Task goal: Leave the pictures out and transcribe every record exactly.

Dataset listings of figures
— Begin —

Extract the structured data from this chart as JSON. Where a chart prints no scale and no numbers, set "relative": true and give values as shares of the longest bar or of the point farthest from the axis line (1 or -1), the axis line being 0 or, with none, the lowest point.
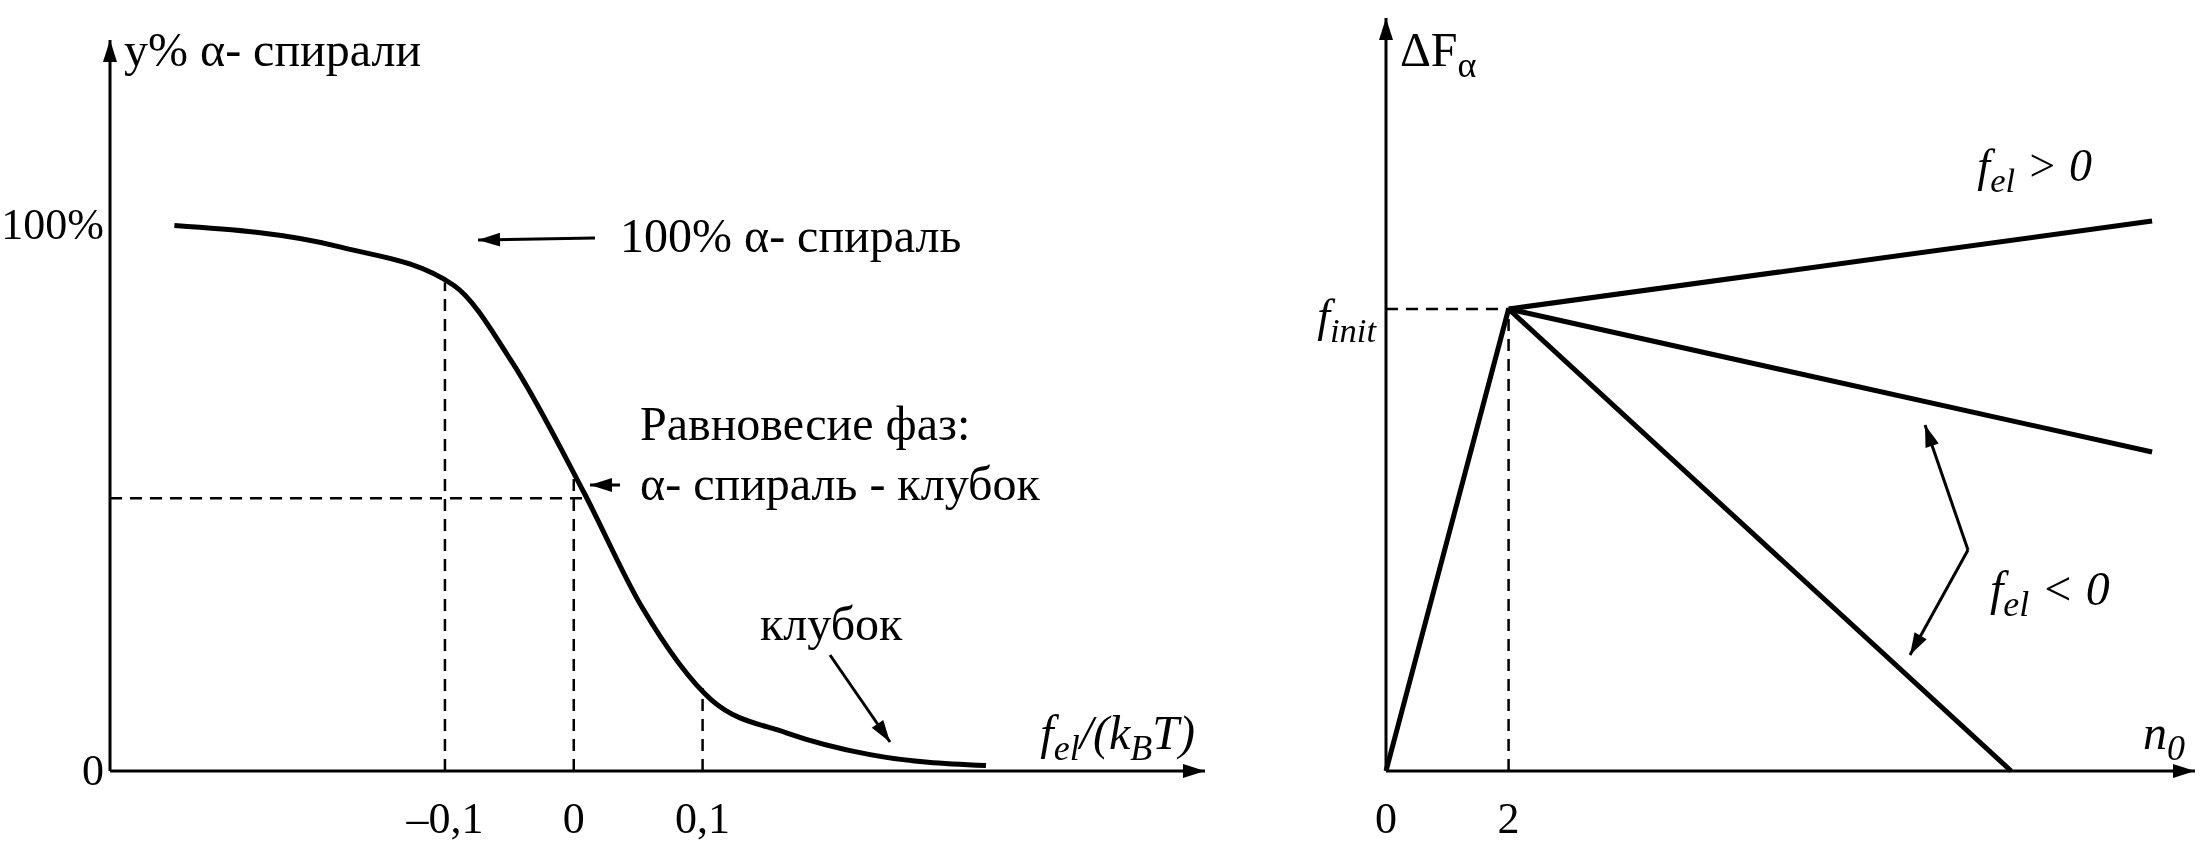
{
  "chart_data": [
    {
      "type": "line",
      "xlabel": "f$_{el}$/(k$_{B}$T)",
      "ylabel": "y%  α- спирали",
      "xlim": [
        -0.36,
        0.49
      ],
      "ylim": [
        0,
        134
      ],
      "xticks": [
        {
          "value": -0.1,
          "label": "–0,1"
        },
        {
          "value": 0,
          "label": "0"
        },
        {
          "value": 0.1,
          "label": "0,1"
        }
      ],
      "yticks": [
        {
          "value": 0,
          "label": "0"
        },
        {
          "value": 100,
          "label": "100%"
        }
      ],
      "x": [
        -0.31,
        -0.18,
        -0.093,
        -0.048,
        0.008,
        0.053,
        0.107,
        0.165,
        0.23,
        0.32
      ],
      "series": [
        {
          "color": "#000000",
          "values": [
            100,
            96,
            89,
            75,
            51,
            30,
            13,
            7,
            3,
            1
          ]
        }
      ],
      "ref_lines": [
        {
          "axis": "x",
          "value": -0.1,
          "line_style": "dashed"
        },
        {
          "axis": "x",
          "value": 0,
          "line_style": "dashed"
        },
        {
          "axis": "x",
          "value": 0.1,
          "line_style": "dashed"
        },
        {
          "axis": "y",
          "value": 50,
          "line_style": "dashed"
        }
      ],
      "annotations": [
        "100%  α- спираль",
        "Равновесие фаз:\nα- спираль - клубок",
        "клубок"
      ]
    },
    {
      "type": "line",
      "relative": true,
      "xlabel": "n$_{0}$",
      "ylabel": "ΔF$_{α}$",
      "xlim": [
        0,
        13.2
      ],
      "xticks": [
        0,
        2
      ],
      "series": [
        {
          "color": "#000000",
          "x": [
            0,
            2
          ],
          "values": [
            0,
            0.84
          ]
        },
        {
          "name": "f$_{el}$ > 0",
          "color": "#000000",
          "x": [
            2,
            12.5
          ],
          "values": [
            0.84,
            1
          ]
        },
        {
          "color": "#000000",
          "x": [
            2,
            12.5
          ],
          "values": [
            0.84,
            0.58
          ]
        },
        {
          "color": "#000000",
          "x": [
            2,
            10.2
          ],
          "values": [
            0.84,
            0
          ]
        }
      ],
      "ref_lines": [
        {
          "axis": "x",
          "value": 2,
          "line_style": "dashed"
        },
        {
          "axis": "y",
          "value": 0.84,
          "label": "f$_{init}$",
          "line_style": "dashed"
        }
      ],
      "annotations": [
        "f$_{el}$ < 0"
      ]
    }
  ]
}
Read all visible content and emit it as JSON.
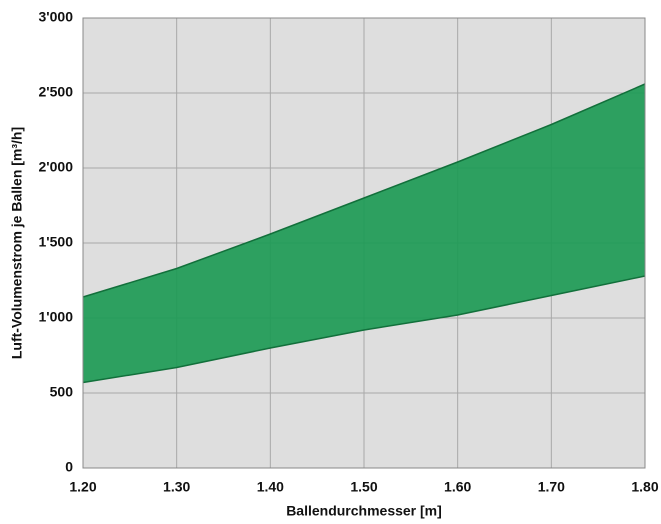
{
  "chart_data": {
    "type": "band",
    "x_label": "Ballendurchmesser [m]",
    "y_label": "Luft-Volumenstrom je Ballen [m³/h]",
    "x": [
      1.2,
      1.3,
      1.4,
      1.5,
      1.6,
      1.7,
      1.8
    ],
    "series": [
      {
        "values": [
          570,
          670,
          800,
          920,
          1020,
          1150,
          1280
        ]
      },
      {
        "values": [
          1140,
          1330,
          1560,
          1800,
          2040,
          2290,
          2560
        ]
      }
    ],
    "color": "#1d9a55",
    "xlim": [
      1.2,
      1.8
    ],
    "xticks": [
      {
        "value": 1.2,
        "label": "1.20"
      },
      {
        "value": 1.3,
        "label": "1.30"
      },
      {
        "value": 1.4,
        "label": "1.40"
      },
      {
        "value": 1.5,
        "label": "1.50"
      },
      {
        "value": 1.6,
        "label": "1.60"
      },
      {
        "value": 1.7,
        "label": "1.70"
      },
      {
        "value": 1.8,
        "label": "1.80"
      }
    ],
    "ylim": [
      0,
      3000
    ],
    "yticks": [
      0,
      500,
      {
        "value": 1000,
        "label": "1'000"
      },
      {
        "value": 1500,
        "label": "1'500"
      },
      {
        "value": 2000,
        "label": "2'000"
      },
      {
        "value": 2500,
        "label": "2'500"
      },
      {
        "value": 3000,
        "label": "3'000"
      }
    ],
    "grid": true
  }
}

— End —

Answer to this exercise:
Extract the structured data from this chart as JSON. Where a chart prints no scale and no numbers, set "relative": true and give values as shares of the longest bar or of the point farthest from the axis line (1 or -1), the axis line being 0 or, with none, the lowest point.
{
  "chart_data": [
    {
      "type": "line",
      "xlabel": "f$_{el}$/(k$_{B}$T)",
      "ylabel": "y%  α- спирали",
      "xlim": [
        -0.36,
        0.49
      ],
      "ylim": [
        0,
        134
      ],
      "xticks": [
        {
          "value": -0.1,
          "label": "–0,1"
        },
        {
          "value": 0,
          "label": "0"
        },
        {
          "value": 0.1,
          "label": "0,1"
        }
      ],
      "yticks": [
        {
          "value": 0,
          "label": "0"
        },
        {
          "value": 100,
          "label": "100%"
        }
      ],
      "x": [
        -0.31,
        -0.18,
        -0.093,
        -0.048,
        0.008,
        0.053,
        0.107,
        0.165,
        0.23,
        0.32
      ],
      "series": [
        {
          "color": "#000000",
          "values": [
            100,
            96,
            89,
            75,
            51,
            30,
            13,
            7,
            3,
            1
          ]
        }
      ],
      "ref_lines": [
        {
          "axis": "x",
          "value": -0.1,
          "line_style": "dashed"
        },
        {
          "axis": "x",
          "value": 0,
          "line_style": "dashed"
        },
        {
          "axis": "x",
          "value": 0.1,
          "line_style": "dashed"
        },
        {
          "axis": "y",
          "value": 50,
          "line_style": "dashed"
        }
      ],
      "annotations": [
        "100%  α- спираль",
        "Равновесие фаз:\nα- спираль - клубок",
        "клубок"
      ]
    },
    {
      "type": "line",
      "relative": true,
      "xlabel": "n$_{0}$",
      "ylabel": "ΔF$_{α}$",
      "xlim": [
        0,
        13.2
      ],
      "xticks": [
        0,
        2
      ],
      "series": [
        {
          "color": "#000000",
          "x": [
            0,
            2
          ],
          "values": [
            0,
            0.84
          ]
        },
        {
          "name": "f$_{el}$ > 0",
          "color": "#000000",
          "x": [
            2,
            12.5
          ],
          "values": [
            0.84,
            1
          ]
        },
        {
          "color": "#000000",
          "x": [
            2,
            12.5
          ],
          "values": [
            0.84,
            0.58
          ]
        },
        {
          "color": "#000000",
          "x": [
            2,
            10.2
          ],
          "values": [
            0.84,
            0
          ]
        }
      ],
      "ref_lines": [
        {
          "axis": "x",
          "value": 2,
          "line_style": "dashed"
        },
        {
          "axis": "y",
          "value": 0.84,
          "label": "f$_{init}$",
          "line_style": "dashed"
        }
      ],
      "annotations": [
        "f$_{el}$ < 0"
      ]
    }
  ]
}
Read all visible content and emit it as JSON.
{
  "chart_data": {
    "type": "band",
    "x_label": "Ballendurchmesser [m]",
    "y_label": "Luft-Volumenstrom je Ballen [m³/h]",
    "x": [
      1.2,
      1.3,
      1.4,
      1.5,
      1.6,
      1.7,
      1.8
    ],
    "series": [
      {
        "values": [
          570,
          670,
          800,
          920,
          1020,
          1150,
          1280
        ]
      },
      {
        "values": [
          1140,
          1330,
          1560,
          1800,
          2040,
          2290,
          2560
        ]
      }
    ],
    "color": "#1d9a55",
    "xlim": [
      1.2,
      1.8
    ],
    "xticks": [
      {
        "value": 1.2,
        "label": "1.20"
      },
      {
        "value": 1.3,
        "label": "1.30"
      },
      {
        "value": 1.4,
        "label": "1.40"
      },
      {
        "value": 1.5,
        "label": "1.50"
      },
      {
        "value": 1.6,
        "label": "1.60"
      },
      {
        "value": 1.7,
        "label": "1.70"
      },
      {
        "value": 1.8,
        "label": "1.80"
      }
    ],
    "ylim": [
      0,
      3000
    ],
    "yticks": [
      0,
      500,
      {
        "value": 1000,
        "label": "1'000"
      },
      {
        "value": 1500,
        "label": "1'500"
      },
      {
        "value": 2000,
        "label": "2'000"
      },
      {
        "value": 2500,
        "label": "2'500"
      },
      {
        "value": 3000,
        "label": "3'000"
      }
    ],
    "grid": true
  }
}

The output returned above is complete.